__TASK GOAL__: Pull out from the material below all lines with "name".

Dataset listings of figures
◆ ◆ ◆
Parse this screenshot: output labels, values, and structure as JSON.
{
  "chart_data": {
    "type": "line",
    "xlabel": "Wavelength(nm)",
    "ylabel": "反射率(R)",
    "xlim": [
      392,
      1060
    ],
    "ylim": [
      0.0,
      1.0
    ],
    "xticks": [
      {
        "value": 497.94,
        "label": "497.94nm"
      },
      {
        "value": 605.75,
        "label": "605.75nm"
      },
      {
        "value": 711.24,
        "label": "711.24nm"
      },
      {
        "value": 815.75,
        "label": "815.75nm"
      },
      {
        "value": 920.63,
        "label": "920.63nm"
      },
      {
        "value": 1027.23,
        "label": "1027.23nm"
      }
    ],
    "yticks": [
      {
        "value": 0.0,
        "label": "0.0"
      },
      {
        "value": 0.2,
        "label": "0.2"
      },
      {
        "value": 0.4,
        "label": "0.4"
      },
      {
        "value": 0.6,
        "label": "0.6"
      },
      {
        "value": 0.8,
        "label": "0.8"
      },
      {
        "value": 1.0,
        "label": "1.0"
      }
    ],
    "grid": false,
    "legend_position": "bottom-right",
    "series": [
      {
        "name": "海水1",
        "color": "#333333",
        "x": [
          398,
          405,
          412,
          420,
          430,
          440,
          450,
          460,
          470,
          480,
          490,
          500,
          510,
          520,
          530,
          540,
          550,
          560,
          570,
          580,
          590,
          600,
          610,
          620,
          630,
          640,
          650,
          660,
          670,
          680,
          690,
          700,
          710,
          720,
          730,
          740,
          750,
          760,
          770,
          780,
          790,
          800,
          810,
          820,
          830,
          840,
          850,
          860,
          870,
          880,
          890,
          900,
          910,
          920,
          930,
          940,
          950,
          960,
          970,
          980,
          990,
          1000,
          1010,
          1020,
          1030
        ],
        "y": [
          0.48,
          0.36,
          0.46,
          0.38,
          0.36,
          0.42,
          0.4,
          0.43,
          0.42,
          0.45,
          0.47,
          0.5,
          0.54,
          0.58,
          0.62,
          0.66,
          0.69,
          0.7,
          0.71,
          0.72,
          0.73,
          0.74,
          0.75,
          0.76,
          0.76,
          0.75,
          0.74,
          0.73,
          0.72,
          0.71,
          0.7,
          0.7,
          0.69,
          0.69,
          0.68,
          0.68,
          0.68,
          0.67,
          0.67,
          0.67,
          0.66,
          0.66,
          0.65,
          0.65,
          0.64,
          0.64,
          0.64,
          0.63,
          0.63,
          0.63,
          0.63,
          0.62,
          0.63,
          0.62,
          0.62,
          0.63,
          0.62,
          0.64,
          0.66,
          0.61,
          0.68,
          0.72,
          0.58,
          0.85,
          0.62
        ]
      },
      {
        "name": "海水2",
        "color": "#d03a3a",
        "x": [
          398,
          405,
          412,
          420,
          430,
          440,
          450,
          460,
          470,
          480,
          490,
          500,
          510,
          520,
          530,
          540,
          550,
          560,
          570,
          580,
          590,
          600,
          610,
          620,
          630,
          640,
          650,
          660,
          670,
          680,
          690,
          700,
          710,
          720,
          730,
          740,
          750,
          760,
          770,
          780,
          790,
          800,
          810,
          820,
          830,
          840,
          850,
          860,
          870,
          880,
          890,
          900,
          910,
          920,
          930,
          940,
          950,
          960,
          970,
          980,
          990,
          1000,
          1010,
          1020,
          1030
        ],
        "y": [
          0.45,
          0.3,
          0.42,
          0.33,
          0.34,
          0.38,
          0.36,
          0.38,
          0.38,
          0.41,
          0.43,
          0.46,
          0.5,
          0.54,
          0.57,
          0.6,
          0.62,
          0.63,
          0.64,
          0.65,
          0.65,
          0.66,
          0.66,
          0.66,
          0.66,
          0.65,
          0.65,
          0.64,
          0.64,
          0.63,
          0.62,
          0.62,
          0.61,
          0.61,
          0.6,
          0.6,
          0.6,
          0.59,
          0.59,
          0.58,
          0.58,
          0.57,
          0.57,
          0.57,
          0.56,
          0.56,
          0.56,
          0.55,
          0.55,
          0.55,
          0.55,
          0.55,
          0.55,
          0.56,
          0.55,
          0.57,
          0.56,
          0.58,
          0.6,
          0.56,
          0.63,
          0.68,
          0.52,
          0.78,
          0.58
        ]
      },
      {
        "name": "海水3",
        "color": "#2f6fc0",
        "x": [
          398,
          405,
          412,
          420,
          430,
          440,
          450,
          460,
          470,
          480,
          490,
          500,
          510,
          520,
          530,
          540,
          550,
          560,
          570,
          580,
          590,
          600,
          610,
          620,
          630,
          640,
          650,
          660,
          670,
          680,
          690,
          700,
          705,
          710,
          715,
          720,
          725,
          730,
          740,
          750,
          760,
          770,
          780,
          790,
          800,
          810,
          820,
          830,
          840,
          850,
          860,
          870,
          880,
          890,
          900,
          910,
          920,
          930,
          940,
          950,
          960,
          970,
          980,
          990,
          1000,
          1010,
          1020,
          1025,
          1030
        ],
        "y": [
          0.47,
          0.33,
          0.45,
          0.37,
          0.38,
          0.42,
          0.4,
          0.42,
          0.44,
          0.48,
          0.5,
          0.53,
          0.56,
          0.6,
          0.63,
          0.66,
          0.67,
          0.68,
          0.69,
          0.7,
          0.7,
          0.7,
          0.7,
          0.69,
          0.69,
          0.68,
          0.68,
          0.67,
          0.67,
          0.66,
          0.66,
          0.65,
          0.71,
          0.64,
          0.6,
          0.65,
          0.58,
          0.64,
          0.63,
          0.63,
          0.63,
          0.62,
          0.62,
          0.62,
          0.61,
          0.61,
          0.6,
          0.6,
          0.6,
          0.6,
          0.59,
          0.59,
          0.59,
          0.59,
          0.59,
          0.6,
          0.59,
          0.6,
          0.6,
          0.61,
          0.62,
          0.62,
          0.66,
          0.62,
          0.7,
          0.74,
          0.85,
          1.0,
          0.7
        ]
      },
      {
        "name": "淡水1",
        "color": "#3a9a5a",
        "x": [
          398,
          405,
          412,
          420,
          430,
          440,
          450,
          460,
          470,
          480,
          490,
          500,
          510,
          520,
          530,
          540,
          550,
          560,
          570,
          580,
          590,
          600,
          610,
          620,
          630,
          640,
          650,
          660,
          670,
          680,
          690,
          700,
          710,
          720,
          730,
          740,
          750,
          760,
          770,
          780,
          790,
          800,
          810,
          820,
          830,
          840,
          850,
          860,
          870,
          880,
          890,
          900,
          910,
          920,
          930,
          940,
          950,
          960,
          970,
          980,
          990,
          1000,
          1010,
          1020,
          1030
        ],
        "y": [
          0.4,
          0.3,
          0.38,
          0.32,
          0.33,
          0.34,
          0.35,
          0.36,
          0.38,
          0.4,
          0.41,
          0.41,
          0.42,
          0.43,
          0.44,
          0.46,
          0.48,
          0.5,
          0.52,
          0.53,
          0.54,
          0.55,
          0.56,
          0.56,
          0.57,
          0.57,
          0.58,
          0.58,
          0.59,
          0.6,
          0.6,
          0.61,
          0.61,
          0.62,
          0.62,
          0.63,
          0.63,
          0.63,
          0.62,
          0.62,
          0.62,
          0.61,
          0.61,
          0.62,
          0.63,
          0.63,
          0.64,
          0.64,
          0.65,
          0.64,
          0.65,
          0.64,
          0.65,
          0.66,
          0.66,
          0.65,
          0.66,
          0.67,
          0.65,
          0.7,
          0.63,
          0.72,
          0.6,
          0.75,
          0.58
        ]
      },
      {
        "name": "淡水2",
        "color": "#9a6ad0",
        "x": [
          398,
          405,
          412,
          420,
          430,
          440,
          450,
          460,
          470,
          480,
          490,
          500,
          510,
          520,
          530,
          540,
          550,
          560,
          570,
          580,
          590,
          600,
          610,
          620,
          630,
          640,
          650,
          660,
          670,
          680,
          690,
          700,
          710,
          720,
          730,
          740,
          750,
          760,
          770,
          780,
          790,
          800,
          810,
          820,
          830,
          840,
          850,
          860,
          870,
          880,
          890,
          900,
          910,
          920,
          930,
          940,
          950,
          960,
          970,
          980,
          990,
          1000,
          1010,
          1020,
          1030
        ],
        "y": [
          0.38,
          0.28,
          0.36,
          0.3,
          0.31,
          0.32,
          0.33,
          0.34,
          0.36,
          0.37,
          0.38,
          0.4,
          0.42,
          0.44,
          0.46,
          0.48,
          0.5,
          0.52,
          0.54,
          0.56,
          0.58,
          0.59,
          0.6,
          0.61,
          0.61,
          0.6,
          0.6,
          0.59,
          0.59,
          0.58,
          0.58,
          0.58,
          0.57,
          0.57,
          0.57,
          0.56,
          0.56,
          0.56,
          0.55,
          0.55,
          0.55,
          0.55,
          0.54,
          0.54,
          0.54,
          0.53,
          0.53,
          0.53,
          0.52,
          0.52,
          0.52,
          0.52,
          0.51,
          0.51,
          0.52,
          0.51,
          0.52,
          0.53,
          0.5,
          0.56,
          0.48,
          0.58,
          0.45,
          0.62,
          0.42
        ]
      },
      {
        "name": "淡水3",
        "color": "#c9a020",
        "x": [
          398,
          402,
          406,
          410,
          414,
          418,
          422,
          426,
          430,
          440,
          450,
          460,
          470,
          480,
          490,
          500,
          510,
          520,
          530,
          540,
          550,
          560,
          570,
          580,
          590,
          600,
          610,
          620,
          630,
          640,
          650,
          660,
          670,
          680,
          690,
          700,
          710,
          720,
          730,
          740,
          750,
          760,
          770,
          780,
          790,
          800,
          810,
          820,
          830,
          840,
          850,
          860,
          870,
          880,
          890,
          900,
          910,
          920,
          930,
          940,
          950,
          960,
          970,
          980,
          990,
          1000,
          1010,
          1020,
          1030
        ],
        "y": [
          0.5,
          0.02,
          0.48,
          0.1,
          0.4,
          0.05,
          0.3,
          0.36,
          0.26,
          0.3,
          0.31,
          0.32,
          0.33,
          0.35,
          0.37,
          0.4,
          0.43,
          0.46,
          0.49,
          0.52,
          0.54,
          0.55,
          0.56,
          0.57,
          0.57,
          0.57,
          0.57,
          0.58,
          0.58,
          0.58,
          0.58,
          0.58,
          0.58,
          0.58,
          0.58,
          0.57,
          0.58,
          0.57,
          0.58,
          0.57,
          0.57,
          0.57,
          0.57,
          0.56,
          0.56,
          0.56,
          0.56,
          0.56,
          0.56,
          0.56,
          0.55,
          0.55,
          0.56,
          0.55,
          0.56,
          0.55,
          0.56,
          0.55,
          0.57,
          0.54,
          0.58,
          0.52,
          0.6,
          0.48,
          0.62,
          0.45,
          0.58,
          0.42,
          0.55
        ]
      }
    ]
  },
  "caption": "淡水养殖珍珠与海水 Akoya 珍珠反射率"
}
◆ ◆ ◆
__RESULT BELOW__:
        "name": "海水1",
        "name": "海水2",
        "name": "海水3",
        "name": "淡水1",
        "name": "淡水2",
        "name": "淡水3",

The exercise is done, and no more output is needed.